══ SUPPLIED MATERIAL

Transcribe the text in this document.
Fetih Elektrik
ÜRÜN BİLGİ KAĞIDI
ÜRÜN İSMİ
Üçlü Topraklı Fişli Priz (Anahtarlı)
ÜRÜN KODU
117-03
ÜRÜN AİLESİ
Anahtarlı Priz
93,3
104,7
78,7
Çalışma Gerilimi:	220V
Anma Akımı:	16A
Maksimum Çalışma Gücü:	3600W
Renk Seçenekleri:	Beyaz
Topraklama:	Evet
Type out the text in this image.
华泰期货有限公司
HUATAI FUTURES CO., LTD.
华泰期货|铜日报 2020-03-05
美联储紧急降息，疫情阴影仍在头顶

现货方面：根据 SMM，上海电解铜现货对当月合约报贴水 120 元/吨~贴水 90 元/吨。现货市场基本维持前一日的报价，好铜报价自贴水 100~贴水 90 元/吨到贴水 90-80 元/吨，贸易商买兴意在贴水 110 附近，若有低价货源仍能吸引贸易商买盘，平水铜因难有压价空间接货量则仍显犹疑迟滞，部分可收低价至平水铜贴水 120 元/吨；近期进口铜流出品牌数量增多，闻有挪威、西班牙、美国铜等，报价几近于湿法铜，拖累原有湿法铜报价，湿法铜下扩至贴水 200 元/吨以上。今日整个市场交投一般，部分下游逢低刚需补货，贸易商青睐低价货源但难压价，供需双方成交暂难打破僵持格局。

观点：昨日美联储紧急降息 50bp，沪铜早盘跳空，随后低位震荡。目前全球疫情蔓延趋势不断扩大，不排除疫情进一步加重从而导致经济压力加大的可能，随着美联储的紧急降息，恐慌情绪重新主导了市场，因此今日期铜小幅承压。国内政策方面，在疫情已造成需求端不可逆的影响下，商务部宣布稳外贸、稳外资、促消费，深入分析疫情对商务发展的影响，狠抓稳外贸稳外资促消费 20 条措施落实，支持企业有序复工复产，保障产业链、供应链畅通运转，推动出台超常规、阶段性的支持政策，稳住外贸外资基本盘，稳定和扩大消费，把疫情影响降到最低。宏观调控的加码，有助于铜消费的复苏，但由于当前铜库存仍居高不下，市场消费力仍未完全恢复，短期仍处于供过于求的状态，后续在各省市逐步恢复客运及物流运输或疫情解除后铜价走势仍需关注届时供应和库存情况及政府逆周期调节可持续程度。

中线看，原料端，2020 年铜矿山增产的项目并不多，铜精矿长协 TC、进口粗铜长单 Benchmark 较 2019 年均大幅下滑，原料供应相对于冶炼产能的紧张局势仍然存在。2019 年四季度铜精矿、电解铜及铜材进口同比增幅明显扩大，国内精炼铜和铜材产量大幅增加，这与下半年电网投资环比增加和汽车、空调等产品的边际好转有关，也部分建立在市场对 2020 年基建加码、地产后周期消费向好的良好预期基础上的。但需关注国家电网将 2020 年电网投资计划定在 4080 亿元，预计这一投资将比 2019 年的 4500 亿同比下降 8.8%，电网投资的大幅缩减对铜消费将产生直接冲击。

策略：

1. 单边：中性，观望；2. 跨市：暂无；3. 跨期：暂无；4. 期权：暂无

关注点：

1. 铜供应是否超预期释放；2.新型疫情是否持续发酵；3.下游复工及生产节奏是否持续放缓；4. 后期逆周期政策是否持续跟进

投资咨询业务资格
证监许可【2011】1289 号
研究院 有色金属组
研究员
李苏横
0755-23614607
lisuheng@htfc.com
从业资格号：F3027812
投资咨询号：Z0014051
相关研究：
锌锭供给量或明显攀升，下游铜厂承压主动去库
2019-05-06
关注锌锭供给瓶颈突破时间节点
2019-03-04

════

| WHAT YOU ARE ASKED TO DO |
Report how many lines in the records hold the word "ÜRÜN", giving the number and nothing else.

| EXERCISE RESULT |
4